What is expected —
Retype every line of the records below without any changes.

** START Given records **

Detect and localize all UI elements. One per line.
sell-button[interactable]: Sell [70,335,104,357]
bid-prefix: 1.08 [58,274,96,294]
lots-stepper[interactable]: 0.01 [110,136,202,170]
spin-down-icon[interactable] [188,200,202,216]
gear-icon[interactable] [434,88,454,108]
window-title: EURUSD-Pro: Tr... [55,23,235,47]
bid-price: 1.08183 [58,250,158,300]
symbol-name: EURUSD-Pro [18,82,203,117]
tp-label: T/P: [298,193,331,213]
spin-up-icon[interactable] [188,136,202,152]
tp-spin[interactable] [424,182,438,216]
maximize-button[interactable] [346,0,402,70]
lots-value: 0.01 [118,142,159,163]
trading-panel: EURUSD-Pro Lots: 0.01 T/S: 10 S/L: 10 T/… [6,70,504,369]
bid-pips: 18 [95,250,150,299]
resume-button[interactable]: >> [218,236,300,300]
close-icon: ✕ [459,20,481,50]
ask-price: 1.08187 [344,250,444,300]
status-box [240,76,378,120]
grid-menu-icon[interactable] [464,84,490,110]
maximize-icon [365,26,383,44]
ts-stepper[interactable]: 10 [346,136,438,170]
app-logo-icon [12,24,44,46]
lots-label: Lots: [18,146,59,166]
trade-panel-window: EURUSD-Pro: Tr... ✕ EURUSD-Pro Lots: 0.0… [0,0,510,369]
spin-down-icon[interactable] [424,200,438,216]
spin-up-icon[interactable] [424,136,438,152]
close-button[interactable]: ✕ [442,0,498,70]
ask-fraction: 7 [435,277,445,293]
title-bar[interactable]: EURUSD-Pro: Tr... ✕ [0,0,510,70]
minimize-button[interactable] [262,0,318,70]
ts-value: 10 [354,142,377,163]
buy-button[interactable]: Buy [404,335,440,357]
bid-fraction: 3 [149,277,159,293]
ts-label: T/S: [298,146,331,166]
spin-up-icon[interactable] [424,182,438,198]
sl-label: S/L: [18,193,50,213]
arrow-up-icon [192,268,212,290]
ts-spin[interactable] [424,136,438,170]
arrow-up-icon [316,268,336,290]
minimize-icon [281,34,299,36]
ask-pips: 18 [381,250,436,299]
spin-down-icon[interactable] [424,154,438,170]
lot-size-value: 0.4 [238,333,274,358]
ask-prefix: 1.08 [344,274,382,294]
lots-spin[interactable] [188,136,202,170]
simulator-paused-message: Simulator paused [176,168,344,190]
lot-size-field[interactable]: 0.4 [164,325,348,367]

** END Given records **

Task solution —
Detect and localize all UI elements. One per line.
sell-button[interactable]: Sell [70,335,104,357]
bid-prefix: 1.08 [58,274,96,294]
lots-stepper[interactable]: 0.01 [110,136,202,170]
spin-down-icon[interactable] [188,200,202,216]
gear-icon[interactable] [434,88,454,108]
window-title: EURUSD-Pro: Tr... [55,23,235,47]
bid-price: 1.08183 [58,250,158,300]
symbol-name: EURUSD-Pro [18,82,203,117]
tp-label: T/P: [298,193,331,213]
spin-up-icon[interactable] [188,136,202,152]
tp-spin[interactable] [424,182,438,216]
maximize-button[interactable] [346,0,402,70]
lots-value: 0.01 [118,142,159,163]
trading-panel: EURUSD-Pro Lots: 0.01 T/S: 10 S/L: 10 T/… [6,70,504,369]
bid-pips: 18 [95,250,150,299]
resume-button[interactable]: >> [218,236,300,300]
close-icon: ✕ [459,20,481,50]
ask-price: 1.08187 [344,250,444,300]
status-box [240,76,378,120]
grid-menu-icon[interactable] [464,84,490,110]
maximize-icon [365,26,383,44]
ts-stepper[interactable]: 10 [346,136,438,170]
app-logo-icon [12,24,44,46]
lots-label: Lots: [18,146,59,166]
trade-panel-window: EURUSD-Pro: Tr... ✕ EURUSD-Pro Lots: 0.0… [0,0,510,369]
spin-down-icon[interactable] [424,200,438,216]
spin-up-icon[interactable] [424,136,438,152]
close-button[interactable]: ✕ [442,0,498,70]
ask-fraction: 7 [435,277,445,293]
title-bar[interactable]: EURUSD-Pro: Tr... ✕ [0,0,510,70]
minimize-button[interactable] [262,0,318,70]
ts-value: 10 [354,142,377,163]
buy-button[interactable]: Buy [404,335,440,357]
bid-fraction: 3 [149,277,159,293]
ts-label: T/S: [298,146,331,166]
spin-up-icon[interactable] [424,182,438,198]
sl-label: S/L: [18,193,50,213]
arrow-up-icon [192,268,212,290]
ts-spin[interactable] [424,136,438,170]
arrow-up-icon [316,268,336,290]
minimize-icon [281,34,299,36]
ask-pips: 18 [381,250,436,299]
spin-down-icon[interactable] [424,154,438,170]
lot-size-value: 0.4 [238,333,274,358]
ask-prefix: 1.08 [344,274,382,294]
lots-spin[interactable] [188,136,202,170]
simulator-paused-message: Simulator paused [176,168,344,190]
lot-size-field[interactable]: 0.4 [164,325,348,367]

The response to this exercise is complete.